## Stored data entries
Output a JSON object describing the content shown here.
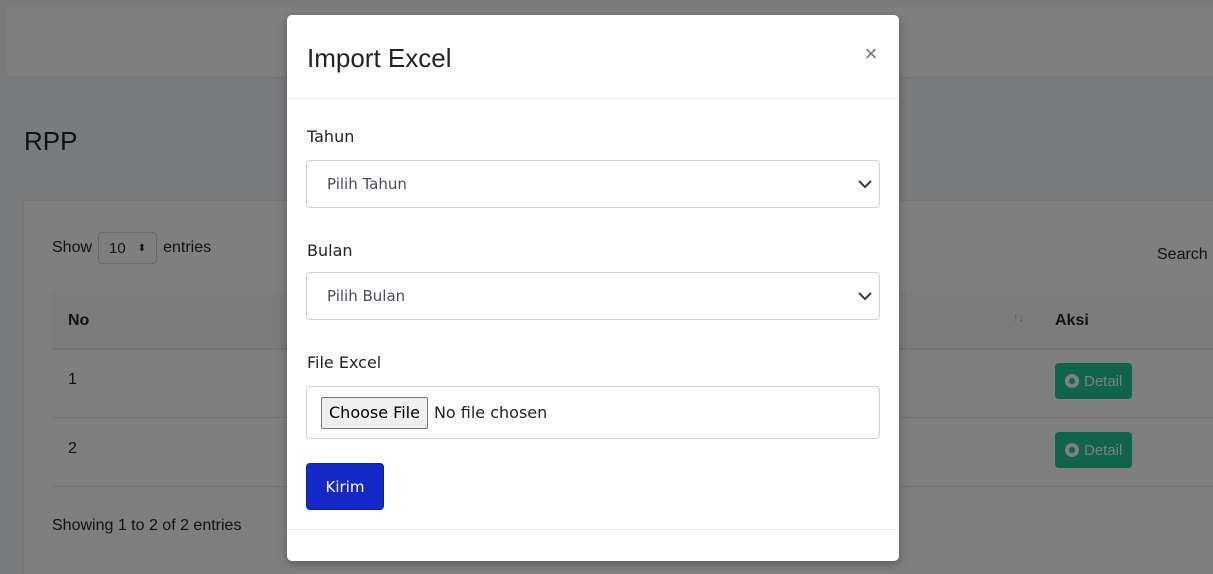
{
  "page": {
    "title": "RPP",
    "length_prefix": "Show",
    "length_value": "10",
    "length_suffix": "entries",
    "search_label": "Search",
    "table_headers": {
      "no": "No",
      "aksi": "Aksi"
    },
    "rows": [
      {
        "no": "1",
        "action": "Detail"
      },
      {
        "no": "2",
        "action": "Detail"
      }
    ],
    "info": "Showing 1 to 2 of 2 entries"
  },
  "modal": {
    "title": "Import Excel",
    "close_symbol": "×",
    "tahun_label": "Tahun",
    "tahun_selected": "Pilih Tahun",
    "bulan_label": "Bulan",
    "bulan_selected": "Pilih Bulan",
    "file_label": "File Excel",
    "choose_file": "Choose File",
    "no_file": "No file chosen",
    "submit": "Kirim"
  },
  "colors": {
    "detail_button": "#20c997",
    "submit_button": "#1428c8",
    "overlay": "rgba(0,0,0,0.5)"
  }
}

## Written instruction
Copy the material exactly. Do not include the pictures.

## Result
Output a JSON object describing the content shown here.
{
  "page": {
    "title": "RPP",
    "length_prefix": "Show",
    "length_value": "10",
    "length_suffix": "entries",
    "search_label": "Search",
    "table_headers": {
      "no": "No",
      "aksi": "Aksi"
    },
    "rows": [
      {
        "no": "1",
        "action": "Detail"
      },
      {
        "no": "2",
        "action": "Detail"
      }
    ],
    "info": "Showing 1 to 2 of 2 entries"
  },
  "modal": {
    "title": "Import Excel",
    "close_symbol": "×",
    "tahun_label": "Tahun",
    "tahun_selected": "Pilih Tahun",
    "bulan_label": "Bulan",
    "bulan_selected": "Pilih Bulan",
    "file_label": "File Excel",
    "choose_file": "Choose File",
    "no_file": "No file chosen",
    "submit": "Kirim"
  },
  "colors": {
    "detail_button": "#20c997",
    "submit_button": "#1428c8",
    "overlay": "rgba(0,0,0,0.5)"
  }
}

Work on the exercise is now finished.